> EXERCISE REQUIREMENTS:
1 – What does the post about the Baen CD license say the license forbids doing with the CDs?
2 – Continue the post about the Baen CD license, starting after its last sentence.

** start of TEXT SHOWN **

The license on the CDs says that the CDs may be copied and shared but not sold. That's it. Copied and shared. No restriction on the number of people they are to be shared with. Jim Baen is perfectly happy with people giving them away, torrenting them, sharing them on peer to peer networks, hosting them on the Internet, etc. He'd do an AOL-CD mailing if he could afford it, and has said so on the Baen Bar. (BTW, the zlynx torrents are not "his" (in the sense of the poster to whom you responded), but have been around, and known about on the Baen Bar, for quite some time.)
For what it's worth, you can get Make Room Make Room in a variety of formats now, including eReader (which, while restricted, is fairly reasonable if you don't mind its reader program) and Microsoft Reader (which can be easily cracked into HTML).

** end of TEXT SHOWN **
** start of GIVEN RECORDS **

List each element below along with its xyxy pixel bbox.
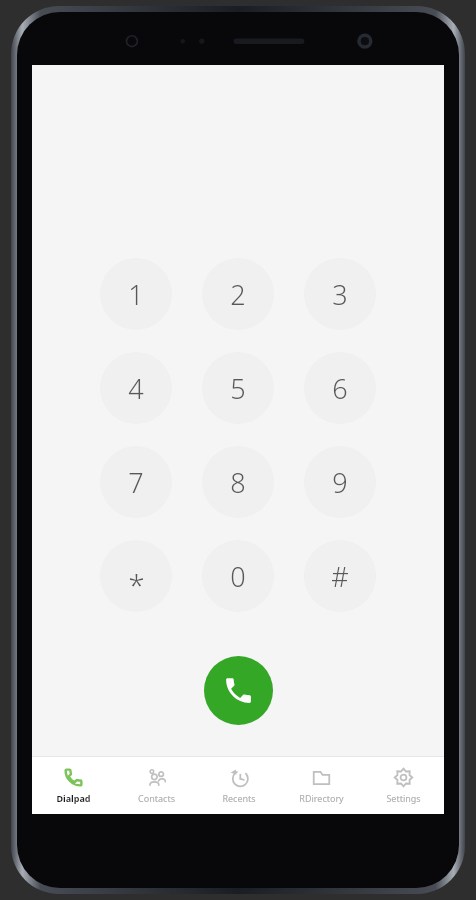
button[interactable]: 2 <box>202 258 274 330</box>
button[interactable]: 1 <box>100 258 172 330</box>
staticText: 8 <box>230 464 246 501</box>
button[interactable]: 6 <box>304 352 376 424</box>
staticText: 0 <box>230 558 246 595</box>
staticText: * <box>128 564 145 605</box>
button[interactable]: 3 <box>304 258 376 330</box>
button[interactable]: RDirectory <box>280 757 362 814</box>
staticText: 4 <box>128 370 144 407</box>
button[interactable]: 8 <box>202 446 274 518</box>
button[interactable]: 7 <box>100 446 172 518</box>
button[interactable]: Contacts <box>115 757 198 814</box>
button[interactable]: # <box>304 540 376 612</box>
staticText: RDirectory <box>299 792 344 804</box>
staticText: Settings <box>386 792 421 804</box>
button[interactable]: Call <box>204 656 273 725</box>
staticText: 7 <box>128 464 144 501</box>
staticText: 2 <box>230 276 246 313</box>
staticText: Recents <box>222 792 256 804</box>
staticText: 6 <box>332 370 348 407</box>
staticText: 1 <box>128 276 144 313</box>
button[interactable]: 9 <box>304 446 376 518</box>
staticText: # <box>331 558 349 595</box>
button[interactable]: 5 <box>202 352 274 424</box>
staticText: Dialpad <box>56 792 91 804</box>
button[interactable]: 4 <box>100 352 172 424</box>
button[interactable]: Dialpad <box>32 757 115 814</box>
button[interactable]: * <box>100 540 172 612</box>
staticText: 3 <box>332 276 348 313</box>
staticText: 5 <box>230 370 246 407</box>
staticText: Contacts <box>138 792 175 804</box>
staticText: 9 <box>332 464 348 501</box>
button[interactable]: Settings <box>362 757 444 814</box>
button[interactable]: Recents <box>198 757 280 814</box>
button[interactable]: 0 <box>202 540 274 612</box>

** end of GIVEN RECORDS **
** start of GIVEN RECORDS **

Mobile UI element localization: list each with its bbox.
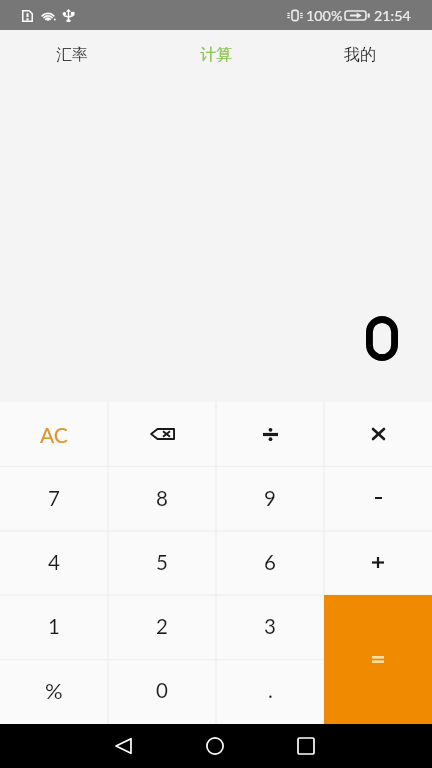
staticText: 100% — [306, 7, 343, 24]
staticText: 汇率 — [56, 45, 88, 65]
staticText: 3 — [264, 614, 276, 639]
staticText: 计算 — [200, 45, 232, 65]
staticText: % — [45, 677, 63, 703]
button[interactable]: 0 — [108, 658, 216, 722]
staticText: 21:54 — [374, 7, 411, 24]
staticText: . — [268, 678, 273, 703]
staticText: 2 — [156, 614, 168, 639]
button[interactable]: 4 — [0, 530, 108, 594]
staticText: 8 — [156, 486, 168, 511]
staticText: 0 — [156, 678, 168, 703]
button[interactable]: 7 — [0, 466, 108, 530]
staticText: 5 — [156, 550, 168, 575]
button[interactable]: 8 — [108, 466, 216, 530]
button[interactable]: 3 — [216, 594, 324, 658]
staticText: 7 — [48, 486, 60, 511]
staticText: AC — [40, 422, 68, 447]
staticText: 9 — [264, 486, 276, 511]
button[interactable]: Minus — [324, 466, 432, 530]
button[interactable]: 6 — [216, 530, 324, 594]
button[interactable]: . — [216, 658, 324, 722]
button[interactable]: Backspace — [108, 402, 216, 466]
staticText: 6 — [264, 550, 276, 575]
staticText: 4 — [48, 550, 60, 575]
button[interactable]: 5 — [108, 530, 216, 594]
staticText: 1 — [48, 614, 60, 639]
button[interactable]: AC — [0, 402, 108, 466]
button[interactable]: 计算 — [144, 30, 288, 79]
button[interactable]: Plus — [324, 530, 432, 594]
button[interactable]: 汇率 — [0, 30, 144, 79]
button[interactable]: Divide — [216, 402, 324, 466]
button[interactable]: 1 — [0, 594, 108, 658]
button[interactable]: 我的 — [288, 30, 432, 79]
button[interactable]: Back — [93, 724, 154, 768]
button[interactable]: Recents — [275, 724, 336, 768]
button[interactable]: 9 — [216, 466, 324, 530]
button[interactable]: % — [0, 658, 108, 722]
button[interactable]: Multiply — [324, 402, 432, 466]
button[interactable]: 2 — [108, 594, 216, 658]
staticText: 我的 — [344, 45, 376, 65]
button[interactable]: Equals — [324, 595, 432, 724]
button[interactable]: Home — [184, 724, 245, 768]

** end of GIVEN RECORDS **

> ANSWERS IN ORDER:
1 – Selling them.

2 –
Frankly, I think this is largely a matter of personal taste. I'm not going to argue that you're wrong, as it's not possible to be "wrong" when you're talking about your own opinion. I will say that my opinion differs with yours. I like being able to carry a small library's worth of books in my pocket, so I'm never without reading material wherever I am for as long as my batteries hold out. I like being able to read one-handed, and not have to worry about a paperback book not lying flat. I like being able to pocket my "book" without bookmarking it and know that returning to the exact spot where I left off is as simple as pushing a button. I like being able to get new reading material in the course of a minute or so sitting at my computer, rather than having to go all the way down to the library or bookstore to get a book that may not even be there. In college, I liked being able to read a book in class while looking like I was taking notes (though in retrospect, it probably was not as good an idea as it seemed at the time:). I also use my PDA for other things, like balancing my checkbook and keeping grocery lists--so as long as I have it, why shouldn't I read ebooks on it?
There are a lot of advantages printed books have, too, in terms of not needing battery power or special reading equipment, having greater longetivity, being able to be autographed, and so forth. Nobody's saying ebooks should or will replace printed books--or at least, I'm not. But I find that ebooks are great for reading in situations that printed books might not be.
We've tested a lot of e-book waters, including various cockamamie schemes involving overpriced e-books laden with DRM.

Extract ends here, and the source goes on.